"""

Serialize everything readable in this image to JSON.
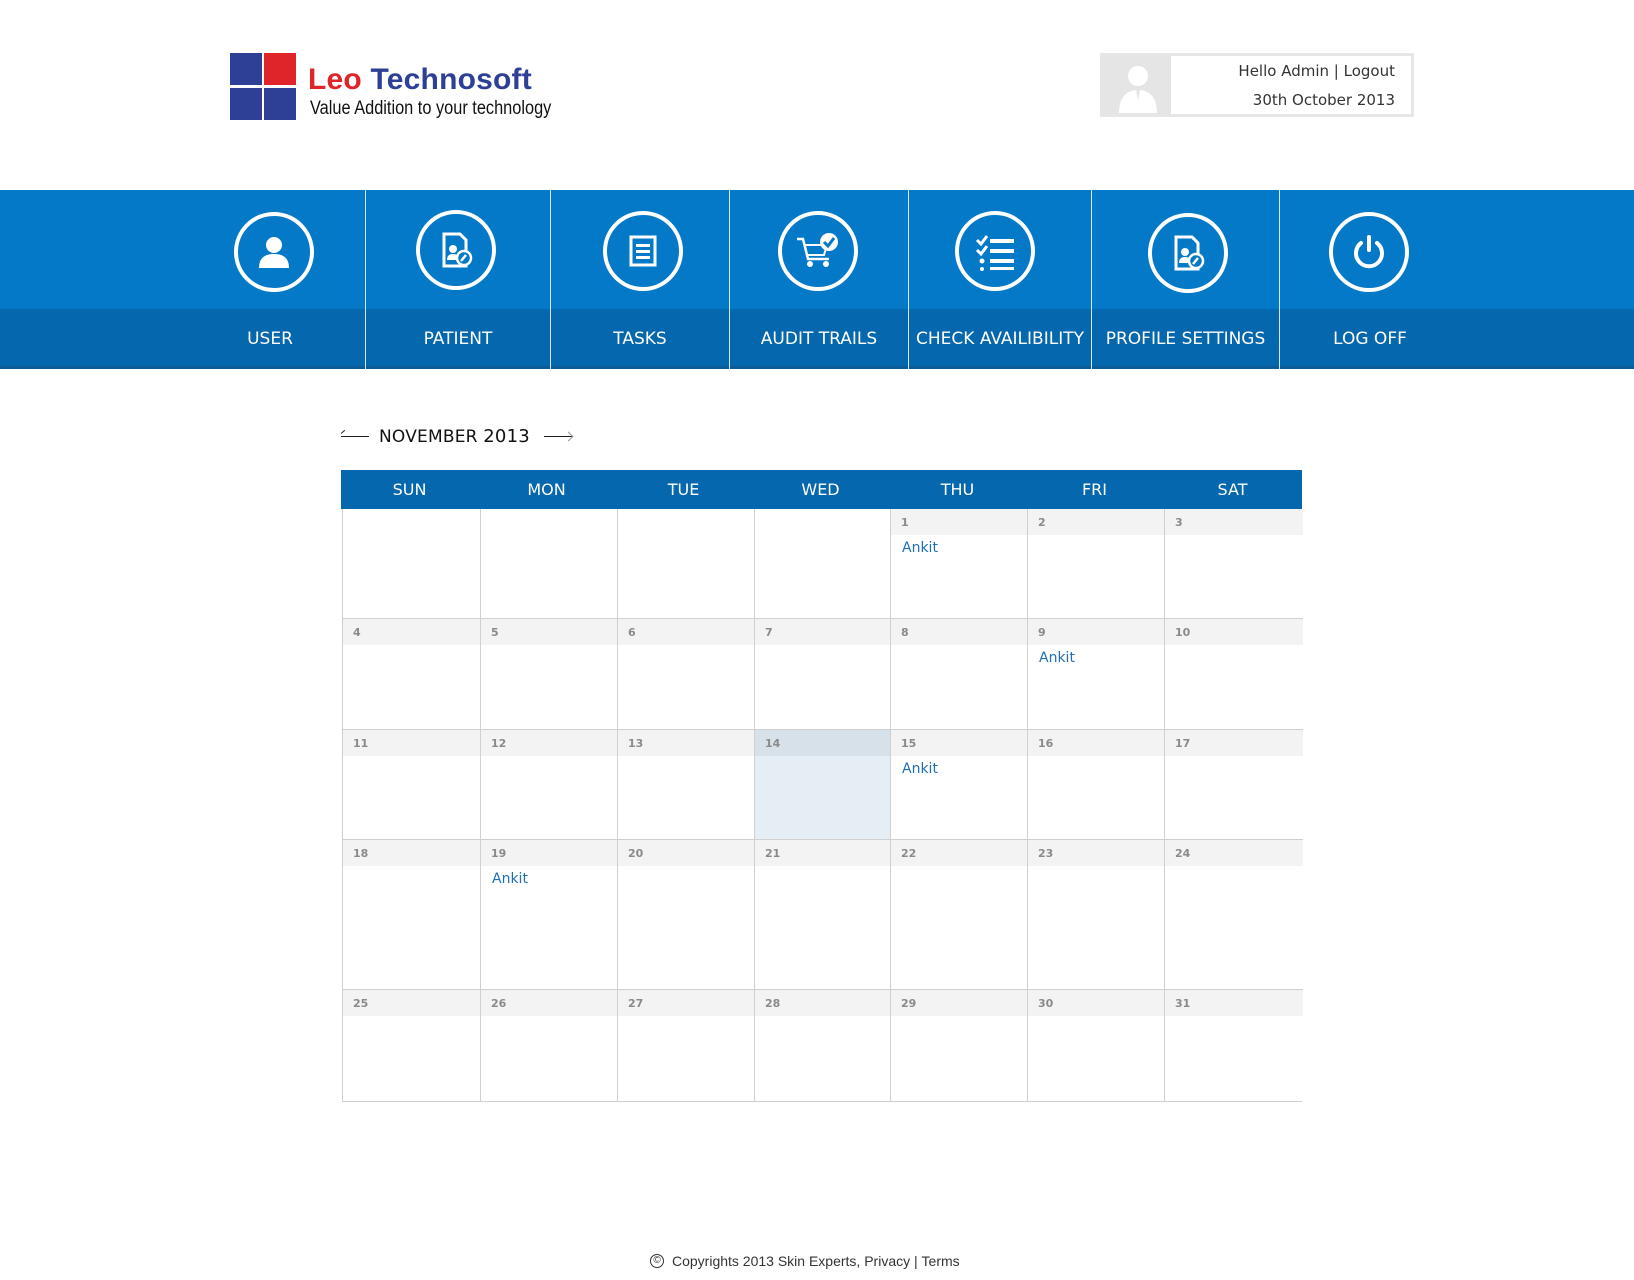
{
  "header": {
    "brand": {
      "name_part1": "Leo",
      "name_part2": "Technosoft",
      "tagline": "Value Addition to your technology"
    },
    "user": {
      "greeting": "Hello Admin",
      "separator": "|",
      "logout_label": "Logout",
      "date": "30th October 2013"
    }
  },
  "nav": {
    "items": [
      {
        "label": "USER",
        "icon": "user-icon"
      },
      {
        "label": "PATIENT",
        "icon": "patient-icon"
      },
      {
        "label": "TASKS",
        "icon": "tasks-icon"
      },
      {
        "label": "AUDIT TRAILS",
        "icon": "cart-check-icon"
      },
      {
        "label": "CHECK AVAILIBILITY",
        "icon": "checklist-icon"
      },
      {
        "label": "PROFILE SETTINGS",
        "icon": "profile-settings-icon"
      },
      {
        "label": "LOG OFF",
        "icon": "power-icon"
      }
    ]
  },
  "calendar": {
    "month": "NOVEMBER",
    "year": "2013",
    "weekdays": [
      "SUN",
      "MON",
      "TUE",
      "WED",
      "THU",
      "FRI",
      "SAT"
    ],
    "today": 14,
    "weeks": [
      [
        "",
        "",
        "",
        "",
        "1",
        "2",
        "3"
      ],
      [
        "4",
        "5",
        "6",
        "7",
        "8",
        "9",
        "10"
      ],
      [
        "11",
        "12",
        "13",
        "14",
        "15",
        "16",
        "17"
      ],
      [
        "18",
        "19",
        "20",
        "21",
        "22",
        "23",
        "24"
      ],
      [
        "25",
        "26",
        "27",
        "28",
        "29",
        "30",
        "31"
      ]
    ],
    "events": {
      "1": "Ankit",
      "9": "Ankit",
      "15": "Ankit",
      "19": "Ankit"
    }
  },
  "footer": {
    "copyright_symbol": "©",
    "text": "Copyrights 2013 Skin Experts,",
    "privacy": "Privacy",
    "separator": "|",
    "terms": "Terms"
  },
  "colors": {
    "nav_top": "#0479c8",
    "nav_bottom": "#0567ad",
    "brand_blue": "#2e3f96",
    "brand_red": "#e0252a",
    "event": "#1f6fb2"
  }
}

"""

* **PROBLEM DESCRIPTION**
Write out every entry again word for word, without any of the pictures.

* **EXERCISE SOLUTION**
Serialize everything readable in this image to JSON.
{
  "header": {
    "brand": {
      "name_part1": "Leo",
      "name_part2": "Technosoft",
      "tagline": "Value Addition to your technology"
    },
    "user": {
      "greeting": "Hello Admin",
      "separator": "|",
      "logout_label": "Logout",
      "date": "30th October 2013"
    }
  },
  "nav": {
    "items": [
      {
        "label": "USER",
        "icon": "user-icon"
      },
      {
        "label": "PATIENT",
        "icon": "patient-icon"
      },
      {
        "label": "TASKS",
        "icon": "tasks-icon"
      },
      {
        "label": "AUDIT TRAILS",
        "icon": "cart-check-icon"
      },
      {
        "label": "CHECK AVAILIBILITY",
        "icon": "checklist-icon"
      },
      {
        "label": "PROFILE SETTINGS",
        "icon": "profile-settings-icon"
      },
      {
        "label": "LOG OFF",
        "icon": "power-icon"
      }
    ]
  },
  "calendar": {
    "month": "NOVEMBER",
    "year": "2013",
    "weekdays": [
      "SUN",
      "MON",
      "TUE",
      "WED",
      "THU",
      "FRI",
      "SAT"
    ],
    "today": 14,
    "weeks": [
      [
        "",
        "",
        "",
        "",
        "1",
        "2",
        "3"
      ],
      [
        "4",
        "5",
        "6",
        "7",
        "8",
        "9",
        "10"
      ],
      [
        "11",
        "12",
        "13",
        "14",
        "15",
        "16",
        "17"
      ],
      [
        "18",
        "19",
        "20",
        "21",
        "22",
        "23",
        "24"
      ],
      [
        "25",
        "26",
        "27",
        "28",
        "29",
        "30",
        "31"
      ]
    ],
    "events": {
      "1": "Ankit",
      "9": "Ankit",
      "15": "Ankit",
      "19": "Ankit"
    }
  },
  "footer": {
    "copyright_symbol": "©",
    "text": "Copyrights 2013 Skin Experts,",
    "privacy": "Privacy",
    "separator": "|",
    "terms": "Terms"
  },
  "colors": {
    "nav_top": "#0479c8",
    "nav_bottom": "#0567ad",
    "brand_blue": "#2e3f96",
    "brand_red": "#e0252a",
    "event": "#1f6fb2"
  }
}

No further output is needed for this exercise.